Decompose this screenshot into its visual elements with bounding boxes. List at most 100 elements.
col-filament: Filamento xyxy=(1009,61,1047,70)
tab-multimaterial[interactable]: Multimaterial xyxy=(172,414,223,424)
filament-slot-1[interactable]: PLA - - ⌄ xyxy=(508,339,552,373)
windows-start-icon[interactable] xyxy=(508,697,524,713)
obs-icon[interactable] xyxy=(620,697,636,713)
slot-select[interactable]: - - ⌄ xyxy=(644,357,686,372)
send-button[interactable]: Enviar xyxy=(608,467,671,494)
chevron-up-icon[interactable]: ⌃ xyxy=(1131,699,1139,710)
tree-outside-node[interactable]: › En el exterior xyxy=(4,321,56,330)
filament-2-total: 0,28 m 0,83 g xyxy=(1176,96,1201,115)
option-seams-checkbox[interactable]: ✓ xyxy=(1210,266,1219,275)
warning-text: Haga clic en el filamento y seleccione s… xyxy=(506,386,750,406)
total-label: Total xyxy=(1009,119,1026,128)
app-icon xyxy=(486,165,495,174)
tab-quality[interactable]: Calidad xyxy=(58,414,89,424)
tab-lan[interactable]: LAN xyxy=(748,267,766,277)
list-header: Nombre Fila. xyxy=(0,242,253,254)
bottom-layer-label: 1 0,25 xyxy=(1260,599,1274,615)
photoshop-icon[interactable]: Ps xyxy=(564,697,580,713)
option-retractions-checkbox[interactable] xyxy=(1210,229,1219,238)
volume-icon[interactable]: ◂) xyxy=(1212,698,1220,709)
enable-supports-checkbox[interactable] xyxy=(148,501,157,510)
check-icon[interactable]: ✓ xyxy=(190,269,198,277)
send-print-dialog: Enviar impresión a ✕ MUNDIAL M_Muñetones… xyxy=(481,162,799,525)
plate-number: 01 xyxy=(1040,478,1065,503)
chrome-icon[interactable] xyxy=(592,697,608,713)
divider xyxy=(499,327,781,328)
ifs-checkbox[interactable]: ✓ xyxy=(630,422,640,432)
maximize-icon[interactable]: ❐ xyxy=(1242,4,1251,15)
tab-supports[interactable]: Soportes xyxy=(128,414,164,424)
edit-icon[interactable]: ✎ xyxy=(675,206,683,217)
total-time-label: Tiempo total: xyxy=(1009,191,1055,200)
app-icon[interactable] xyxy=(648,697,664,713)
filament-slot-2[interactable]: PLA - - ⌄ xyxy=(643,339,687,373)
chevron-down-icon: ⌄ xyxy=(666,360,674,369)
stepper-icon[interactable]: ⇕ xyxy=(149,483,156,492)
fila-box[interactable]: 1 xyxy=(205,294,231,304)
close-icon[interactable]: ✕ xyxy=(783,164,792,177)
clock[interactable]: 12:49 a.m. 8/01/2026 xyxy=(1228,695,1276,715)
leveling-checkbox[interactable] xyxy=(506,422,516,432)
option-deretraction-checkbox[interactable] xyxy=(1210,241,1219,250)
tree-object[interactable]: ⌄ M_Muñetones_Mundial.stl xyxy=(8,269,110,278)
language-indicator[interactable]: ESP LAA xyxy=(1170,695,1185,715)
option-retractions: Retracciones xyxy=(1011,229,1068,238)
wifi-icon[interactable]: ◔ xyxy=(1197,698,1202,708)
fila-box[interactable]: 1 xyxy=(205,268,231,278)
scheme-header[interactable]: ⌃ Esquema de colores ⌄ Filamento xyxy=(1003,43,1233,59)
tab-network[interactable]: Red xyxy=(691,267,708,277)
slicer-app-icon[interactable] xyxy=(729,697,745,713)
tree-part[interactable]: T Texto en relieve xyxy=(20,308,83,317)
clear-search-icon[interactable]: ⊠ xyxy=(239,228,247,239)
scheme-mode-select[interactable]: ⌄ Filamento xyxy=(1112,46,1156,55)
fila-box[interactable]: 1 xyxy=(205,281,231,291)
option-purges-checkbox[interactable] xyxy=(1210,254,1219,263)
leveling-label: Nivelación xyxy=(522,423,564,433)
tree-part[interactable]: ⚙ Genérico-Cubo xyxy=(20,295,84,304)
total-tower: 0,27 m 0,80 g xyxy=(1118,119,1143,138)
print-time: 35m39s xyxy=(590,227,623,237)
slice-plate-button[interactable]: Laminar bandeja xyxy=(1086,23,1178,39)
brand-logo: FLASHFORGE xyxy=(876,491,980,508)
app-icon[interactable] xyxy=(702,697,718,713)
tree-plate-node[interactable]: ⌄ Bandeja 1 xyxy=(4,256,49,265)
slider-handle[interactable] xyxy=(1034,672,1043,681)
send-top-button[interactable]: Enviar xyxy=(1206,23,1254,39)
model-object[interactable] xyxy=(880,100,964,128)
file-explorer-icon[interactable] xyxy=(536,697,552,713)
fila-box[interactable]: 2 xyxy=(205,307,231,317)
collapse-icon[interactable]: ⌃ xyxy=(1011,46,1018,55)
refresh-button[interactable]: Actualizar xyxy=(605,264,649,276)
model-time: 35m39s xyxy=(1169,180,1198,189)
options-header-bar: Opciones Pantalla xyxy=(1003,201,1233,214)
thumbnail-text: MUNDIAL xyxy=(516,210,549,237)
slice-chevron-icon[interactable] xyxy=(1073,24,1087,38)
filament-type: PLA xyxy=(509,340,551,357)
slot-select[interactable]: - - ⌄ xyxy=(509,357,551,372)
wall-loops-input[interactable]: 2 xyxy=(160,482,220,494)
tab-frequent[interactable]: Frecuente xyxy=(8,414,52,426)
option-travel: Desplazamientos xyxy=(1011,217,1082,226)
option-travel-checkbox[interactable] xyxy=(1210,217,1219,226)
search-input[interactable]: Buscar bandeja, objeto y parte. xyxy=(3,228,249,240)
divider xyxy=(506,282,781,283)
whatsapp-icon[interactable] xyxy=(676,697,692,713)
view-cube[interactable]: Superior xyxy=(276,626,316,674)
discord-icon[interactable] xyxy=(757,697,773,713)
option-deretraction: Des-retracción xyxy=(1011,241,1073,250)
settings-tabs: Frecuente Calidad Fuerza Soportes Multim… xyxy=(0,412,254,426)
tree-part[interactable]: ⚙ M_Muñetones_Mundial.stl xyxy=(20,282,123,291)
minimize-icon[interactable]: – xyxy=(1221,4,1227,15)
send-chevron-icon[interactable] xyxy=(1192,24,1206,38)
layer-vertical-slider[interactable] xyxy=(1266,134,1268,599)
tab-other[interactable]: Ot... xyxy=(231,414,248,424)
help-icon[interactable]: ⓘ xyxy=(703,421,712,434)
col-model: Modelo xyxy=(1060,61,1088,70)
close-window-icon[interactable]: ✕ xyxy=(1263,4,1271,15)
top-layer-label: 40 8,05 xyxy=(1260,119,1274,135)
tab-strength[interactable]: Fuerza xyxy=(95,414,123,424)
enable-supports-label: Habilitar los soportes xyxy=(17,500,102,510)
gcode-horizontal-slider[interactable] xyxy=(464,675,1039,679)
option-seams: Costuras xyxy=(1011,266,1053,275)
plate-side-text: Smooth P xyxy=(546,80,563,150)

———

# EXERCISE GOAL
Express the stretch of lines from the first one through the line containing "edit-icon[interactable]: ✎ xyxy=(675,206,683,217)" as a JSON list of strings, one string per line, leaving out any blank lines.

# TASK ANSWER
[
  "Decompose this screenshot into its visual elements with bounding boxes. List at most 100 elements.",
  "col-filament: Filamento xyxy=(1009,61,1047,70)",
  "tab-multimaterial[interactable]: Multimaterial xyxy=(172,414,223,424)",
  "filament-slot-1[interactable]: PLA - - ⌄ xyxy=(508,339,552,373)",
  "windows-start-icon[interactable] xyxy=(508,697,524,713)",
  "obs-icon[interactable] xyxy=(620,697,636,713)",
  "slot-select[interactable]: - - ⌄ xyxy=(644,357,686,372)",
  "send-button[interactable]: Enviar xyxy=(608,467,671,494)",
  "chevron-up-icon[interactable]: ⌃ xyxy=(1131,699,1139,710)",
  "tree-outside-node[interactable]: › En el exterior xyxy=(4,321,56,330)",
  "filament-2-total: 0,28 m 0,83 g xyxy=(1176,96,1201,115)",
  "option-seams-checkbox[interactable]: ✓ xyxy=(1210,266,1219,275)",
  "warning-text: Haga clic en el filamento y seleccione s… xyxy=(506,386,750,406)",
  "total-label: Total xyxy=(1009,119,1026,128)",
  "app-icon xyxy=(486,165,495,174)",
  "tab-quality[interactable]: Calidad xyxy=(58,414,89,424)",
  "tab-lan[interactable]: LAN xyxy=(748,267,766,277)",
  "list-header: Nombre Fila. xyxy=(0,242,253,254)",
  "bottom-layer-label: 1 0,25 xyxy=(1260,599,1274,615)",
  "photoshop-icon[interactable]: Ps xyxy=(564,697,580,713)",
  "option-retractions-checkbox[interactable] xyxy=(1210,229,1219,238)",
  "volume-icon[interactable]: ◂) xyxy=(1212,698,1220,709)",
  "enable-supports-checkbox[interactable] xyxy=(148,501,157,510)",
  "check-icon[interactable]: ✓ xyxy=(190,269,198,277)",
  "send-print-dialog: Enviar impresión a ✕ MUNDIAL M_Muñetones… xyxy=(481,162,799,525)",
  "plate-number: 01 xyxy=(1040,478,1065,503)",
  "chrome-icon[interactable] xyxy=(592,697,608,713)",
  "divider xyxy=(499,327,781,328)",
  "ifs-checkbox[interactable]: ✓ xyxy=(630,422,640,432)",
  "maximize-icon[interactable]: ❐ xyxy=(1242,4,1251,15)",
  "tab-supports[interactable]: Soportes xyxy=(128,414,164,424)",
  "edit-icon[interactable]: ✎ xyxy=(675,206,683,217)"
]